Copy every line in the records below that contains the word "Cambiar".

Items from a dataset:
________________________________________
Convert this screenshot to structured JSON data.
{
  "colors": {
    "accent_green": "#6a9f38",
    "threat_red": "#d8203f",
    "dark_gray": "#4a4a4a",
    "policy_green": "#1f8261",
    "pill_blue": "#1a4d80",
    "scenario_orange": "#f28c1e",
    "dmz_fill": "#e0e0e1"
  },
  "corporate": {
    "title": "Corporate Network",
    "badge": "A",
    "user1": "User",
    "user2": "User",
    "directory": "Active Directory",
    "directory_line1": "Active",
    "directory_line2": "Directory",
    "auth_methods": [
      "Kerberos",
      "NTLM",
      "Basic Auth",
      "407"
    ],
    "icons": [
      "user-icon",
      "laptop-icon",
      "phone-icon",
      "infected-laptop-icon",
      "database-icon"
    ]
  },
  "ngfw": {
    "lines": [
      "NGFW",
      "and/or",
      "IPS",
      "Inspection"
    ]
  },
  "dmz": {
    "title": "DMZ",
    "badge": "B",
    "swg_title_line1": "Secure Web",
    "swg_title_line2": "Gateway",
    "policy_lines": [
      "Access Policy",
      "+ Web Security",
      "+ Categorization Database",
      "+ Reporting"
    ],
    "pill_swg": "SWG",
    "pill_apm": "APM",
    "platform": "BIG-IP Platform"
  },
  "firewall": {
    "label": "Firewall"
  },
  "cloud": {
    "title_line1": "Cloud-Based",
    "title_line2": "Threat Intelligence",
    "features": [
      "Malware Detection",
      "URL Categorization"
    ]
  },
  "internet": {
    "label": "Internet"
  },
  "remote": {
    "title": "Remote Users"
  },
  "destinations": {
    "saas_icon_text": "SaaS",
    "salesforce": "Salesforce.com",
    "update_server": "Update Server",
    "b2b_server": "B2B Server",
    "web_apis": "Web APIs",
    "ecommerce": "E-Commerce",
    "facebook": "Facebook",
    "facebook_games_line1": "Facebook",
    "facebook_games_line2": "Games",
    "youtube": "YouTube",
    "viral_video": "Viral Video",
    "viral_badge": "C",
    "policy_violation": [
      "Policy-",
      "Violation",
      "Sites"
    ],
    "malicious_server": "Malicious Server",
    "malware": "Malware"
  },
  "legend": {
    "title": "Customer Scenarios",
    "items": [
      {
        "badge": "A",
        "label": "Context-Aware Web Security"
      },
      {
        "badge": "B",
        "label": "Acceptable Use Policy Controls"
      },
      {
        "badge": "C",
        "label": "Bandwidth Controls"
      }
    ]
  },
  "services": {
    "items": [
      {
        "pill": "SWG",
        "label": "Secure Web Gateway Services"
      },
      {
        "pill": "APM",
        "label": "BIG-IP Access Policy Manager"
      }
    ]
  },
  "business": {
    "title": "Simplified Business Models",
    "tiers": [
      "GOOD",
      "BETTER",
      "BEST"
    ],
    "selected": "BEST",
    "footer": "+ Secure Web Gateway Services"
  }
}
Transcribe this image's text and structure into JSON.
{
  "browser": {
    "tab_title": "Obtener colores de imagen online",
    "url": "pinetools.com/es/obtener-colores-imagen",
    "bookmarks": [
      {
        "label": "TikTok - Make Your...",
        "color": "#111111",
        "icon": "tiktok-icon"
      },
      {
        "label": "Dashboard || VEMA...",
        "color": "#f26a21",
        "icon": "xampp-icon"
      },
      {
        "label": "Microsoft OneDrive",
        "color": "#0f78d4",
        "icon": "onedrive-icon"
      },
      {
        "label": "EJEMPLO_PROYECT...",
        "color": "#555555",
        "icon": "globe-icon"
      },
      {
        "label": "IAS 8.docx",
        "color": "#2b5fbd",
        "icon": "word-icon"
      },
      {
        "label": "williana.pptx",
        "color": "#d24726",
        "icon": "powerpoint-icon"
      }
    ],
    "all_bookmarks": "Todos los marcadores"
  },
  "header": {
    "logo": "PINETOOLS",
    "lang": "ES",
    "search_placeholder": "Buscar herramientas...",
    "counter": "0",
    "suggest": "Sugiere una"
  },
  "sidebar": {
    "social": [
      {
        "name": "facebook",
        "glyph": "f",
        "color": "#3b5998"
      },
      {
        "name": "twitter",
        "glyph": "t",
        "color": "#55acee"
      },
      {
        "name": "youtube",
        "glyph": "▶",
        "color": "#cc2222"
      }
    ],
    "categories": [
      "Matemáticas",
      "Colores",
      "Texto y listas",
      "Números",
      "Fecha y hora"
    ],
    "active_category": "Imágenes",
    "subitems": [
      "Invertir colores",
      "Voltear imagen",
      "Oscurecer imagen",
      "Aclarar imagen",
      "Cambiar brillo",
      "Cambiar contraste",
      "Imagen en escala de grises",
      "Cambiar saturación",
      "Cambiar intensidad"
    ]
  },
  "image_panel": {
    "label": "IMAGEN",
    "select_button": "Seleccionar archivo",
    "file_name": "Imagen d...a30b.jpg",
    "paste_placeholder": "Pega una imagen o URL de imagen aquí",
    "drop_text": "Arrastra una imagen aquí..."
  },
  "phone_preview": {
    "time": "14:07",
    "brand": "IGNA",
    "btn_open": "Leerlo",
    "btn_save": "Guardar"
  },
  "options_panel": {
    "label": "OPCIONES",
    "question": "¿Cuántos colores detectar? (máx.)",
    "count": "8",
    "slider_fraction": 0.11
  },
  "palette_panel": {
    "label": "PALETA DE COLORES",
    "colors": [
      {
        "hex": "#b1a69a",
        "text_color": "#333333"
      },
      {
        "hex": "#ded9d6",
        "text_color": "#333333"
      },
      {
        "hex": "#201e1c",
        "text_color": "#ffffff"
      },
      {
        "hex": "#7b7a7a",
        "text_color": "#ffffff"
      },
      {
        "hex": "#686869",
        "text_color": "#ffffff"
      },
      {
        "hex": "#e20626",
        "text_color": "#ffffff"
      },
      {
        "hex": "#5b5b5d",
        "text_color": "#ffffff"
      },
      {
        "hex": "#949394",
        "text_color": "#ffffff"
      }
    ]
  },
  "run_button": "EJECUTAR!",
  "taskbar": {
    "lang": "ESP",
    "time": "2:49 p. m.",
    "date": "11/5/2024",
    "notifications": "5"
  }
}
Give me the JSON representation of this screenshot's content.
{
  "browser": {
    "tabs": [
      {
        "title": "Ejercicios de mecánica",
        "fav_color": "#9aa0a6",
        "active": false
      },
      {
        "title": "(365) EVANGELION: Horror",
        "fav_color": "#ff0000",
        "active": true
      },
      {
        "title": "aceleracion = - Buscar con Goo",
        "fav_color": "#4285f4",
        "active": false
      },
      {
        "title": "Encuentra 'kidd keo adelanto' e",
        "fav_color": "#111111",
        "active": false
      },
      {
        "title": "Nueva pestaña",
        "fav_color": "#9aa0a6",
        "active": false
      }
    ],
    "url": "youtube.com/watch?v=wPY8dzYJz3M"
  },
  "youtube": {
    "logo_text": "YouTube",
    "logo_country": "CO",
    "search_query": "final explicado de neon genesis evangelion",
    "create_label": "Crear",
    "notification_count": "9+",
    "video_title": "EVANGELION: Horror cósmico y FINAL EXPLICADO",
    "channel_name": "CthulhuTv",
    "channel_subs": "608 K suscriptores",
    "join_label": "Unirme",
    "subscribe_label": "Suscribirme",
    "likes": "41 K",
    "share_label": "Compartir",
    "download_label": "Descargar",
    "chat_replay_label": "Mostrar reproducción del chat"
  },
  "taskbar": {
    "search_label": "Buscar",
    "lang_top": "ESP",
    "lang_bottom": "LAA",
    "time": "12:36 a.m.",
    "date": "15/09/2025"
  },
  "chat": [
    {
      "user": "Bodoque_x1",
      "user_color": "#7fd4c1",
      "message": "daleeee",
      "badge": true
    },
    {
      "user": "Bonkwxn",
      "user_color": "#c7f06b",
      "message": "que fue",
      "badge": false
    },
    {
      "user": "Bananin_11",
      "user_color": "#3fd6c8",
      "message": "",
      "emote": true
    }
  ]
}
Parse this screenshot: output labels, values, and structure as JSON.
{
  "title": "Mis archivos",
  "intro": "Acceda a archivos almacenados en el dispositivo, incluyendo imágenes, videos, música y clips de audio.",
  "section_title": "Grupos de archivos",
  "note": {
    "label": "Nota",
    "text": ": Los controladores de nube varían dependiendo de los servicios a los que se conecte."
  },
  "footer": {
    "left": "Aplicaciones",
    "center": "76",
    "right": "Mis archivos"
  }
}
________________________________________
▶ _RESPONSE BOX_
      "Cambiar brillo",
      "Cambiar contraste",
      "Cambiar saturación",
      "Cambiar intensidad"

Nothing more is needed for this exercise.